What needs to be done:
Reproduce the records below exactly as they appear, omitting any pictures they contain.

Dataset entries
══════════════════════════════
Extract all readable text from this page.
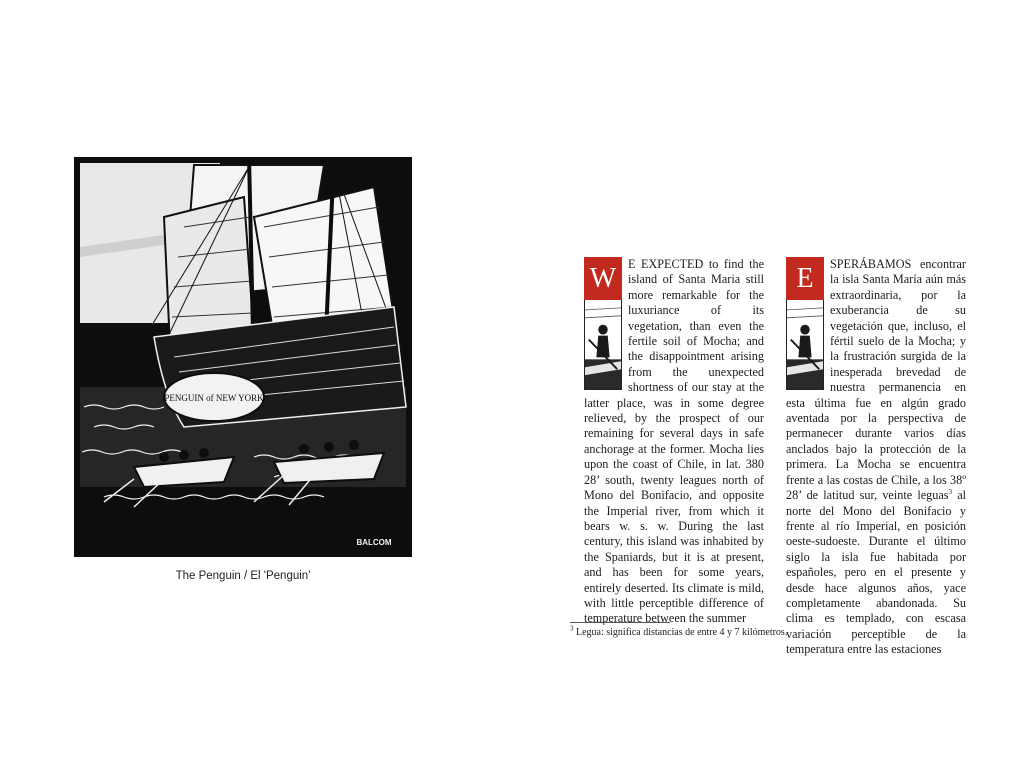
PENGUIN of NEW YORK
BALCOM
The Penguin / El 'Penguin'
W E EXPECTED to find the island of Santa Maria still more remarkable for the luxuriance of its vegetation, than even the fertile soil of Mocha; and the disappointment arising from the unexpected shortness of our stay at the latter place, was in some degree relieved, by the prospect of our remaining for several days in safe anchorage at the former. Mocha lies upon the coast of Chile, in lat. 380 28’ south, twenty leagues north of Mono del Bonifacio, and opposite the Imperial river, from which it bears w. s. w. During the last century, this island was inhabited by the Spaniards, but it is at present, and has been for some years, entirely deserted. Its climate is mild, with little perceptible difference of temperature between the summer

E	SPERÁBAMOS encontrar la isla Santa María aún más extraordinaria, por la exuberancia de su vegetación que, incluso, el fértil suelo de la Mocha; y la frustración surgida de la inesperada brevedad de nuestra permanencia en esta última fue en algún grado aventada por la perspectiva de permanecer durante varios días anclados bajo la protección de la primera. La Mocha se encuentra frente a las costas de Chile, a los 38º 28’ de latitud sur, veinte leguas$^3$ al norte del Mono del Bonifacio y frente al río Imperial, en posición oeste-sudoeste. Durante el último siglo la isla fue habitada por españoles, pero en el presente y desde hace algunos años, yace completamente abandonada. Su clima es templado, con escasa variación perceptible de la temperatura entre las estaciones

$^3$ Legua: significa distancias de entre 4 y 7 kilómetros.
══════════════════════════════
Written response:
Extract all readable text from this page.
PENGUIN of NEW YORK
BALCOM
The Penguin / El 'Penguin'
W E EXPECTED to find the island of Santa Maria still more remarkable for the luxuriance of its vegetation, than even the fertile soil of Mocha; and the disappointment arising from the unexpected shortness of our stay at the latter place, was in some degree relieved, by the prospect of our remaining for several days in safe anchorage at the former. Mocha lies upon the coast of Chile, in lat. 380 28’ south, twenty leagues north of Mono del Bonifacio, and opposite the Imperial river, from which it bears w. s. w. During the last century, this island was inhabited by the Spaniards, but it is at present, and has been for some years, entirely deserted. Its climate is mild, with little perceptible difference of temperature between the summer

E	SPERÁBAMOS encontrar la isla Santa María aún más extraordinaria, por la exuberancia de su vegetación que, incluso, el fértil suelo de la Mocha; y la frustración surgida de la inesperada brevedad de nuestra permanencia en esta última fue en algún grado aventada por la perspectiva de permanecer durante varios días anclados bajo la protección de la primera. La Mocha se encuentra frente a las costas de Chile, a los 38º 28’ de latitud sur, veinte leguas$^3$ al norte del Mono del Bonifacio y frente al río Imperial, en posición oeste-sudoeste. Durante el último siglo la isla fue habitada por españoles, pero en el presente y desde hace algunos años, yace completamente abandonada. Su clima es templado, con escasa variación perceptible de la temperatura entre las estaciones

$^3$ Legua: significa distancias de entre 4 y 7 kilómetros.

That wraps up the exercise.